-- Begin Extract --
Thursday, 19 November 2009

Boo's House

What is it about old abandoned houses? For me, they conjure up thoughts of ill deeds, macabre plots and general all-round spookiness. I know next to nothing about the neighbouring house but because it is unoccupied and left derelict, my mind runs into overdrive.

The house next door obviously tickled our imagination because we told the children that Boo lived there. Although it has been years since I read To Kill a Mockingbird, the house next door instantly reminded me of Boo Radley’s house...hence, the use of the name Boo.

Eunice, the real-estate agent who sold us the Sow’s Ear, said it used to be a rental property but it was partially destroyed in a fire over a decade ago. Apparently the owner, rather than repairing the house, opted to do nothing and there it has remained - untouched, sad and dilapidated.

Boo's house - you can see the lovely fret work above the front door.

The old house is a smallish Queenslander cottage set quite back from the street on a massive two lot block. There used to be an open front verandah, however the railings and front stair case cease to exist. You can see it would have been a pretty little house in its day. Our view of the house is somewhat obscured by the enormous trees which line the perimeter of our common boundary – there is a giant mango, two large loquat fruit trees, a taller than tall eucalyptus and another big tree which I don’t recognise.

From our sunroom, I can just see the greying timber stumps and the glint of the aluminium windows where the timber casements once were on that poor cottage. The yard is full of building detritus – wooden palings leaning against the side of the house, rusted sheets of corrugated iron balancing perilously on saw horses which dot the property.
-- End Extract --
• [Things to do]
[A] In the post about Boo's house:
(i) Which novel did the house next door bring to mind?
(ii) What partially destroyed the house over a decade ago?
(iii) What kind of cottage is the old house?
[B] Write out again the part of the post about Boo's house that opens with the words containing "The house next door obviously" and closes with "the front door.", renaming "fire" as "blaze".
The lines after this text have nothing to do with it.
-- Begin Data segment --
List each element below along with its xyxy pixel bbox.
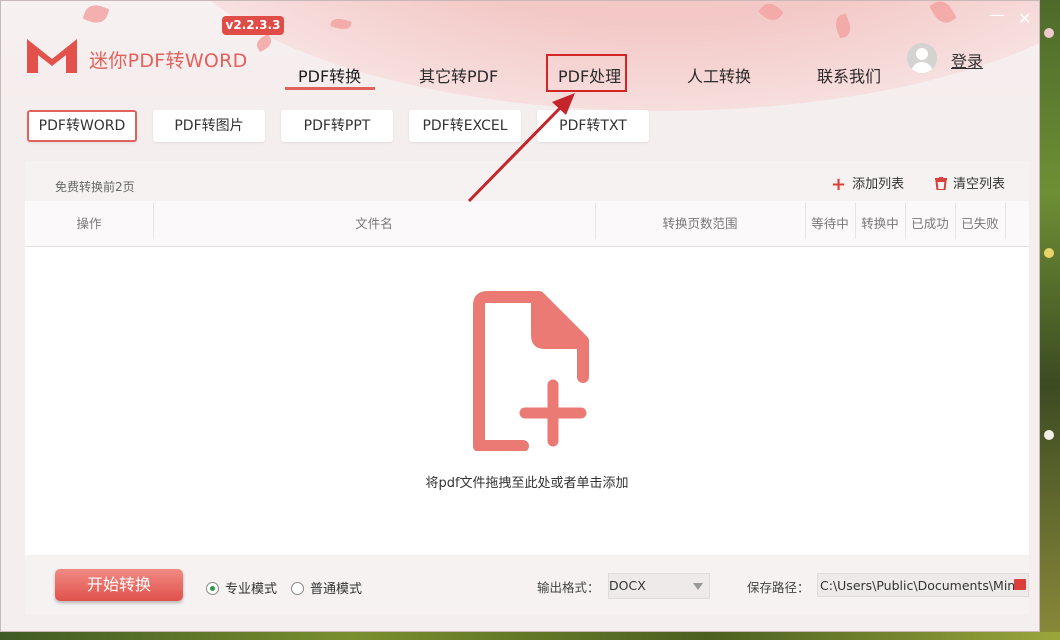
-- End Data segment --
• [The answers]
[A]
(i) To Kill a Mockingbird
(ii) A fire
(iii) A smallish Queenslander cottage

[B]
The house next door obviously tickled our imagination because we told the children that Boo lived there. Although it has been years since I read To Kill a Mockingbird, the house next door instantly reminded me of Boo Radley’s house...hence, the use of the name Boo.

Eunice, the real-estate agent who sold us the Sow’s Ear, said it used to be a rental property but it was partially destroyed in a blaze over a decade ago. Apparently the owner, rather than repairing the house, opted to do nothing and there it has remained - untouched, sad and dilapidated.

Boo's house - you can see the lovely fret work above the front door.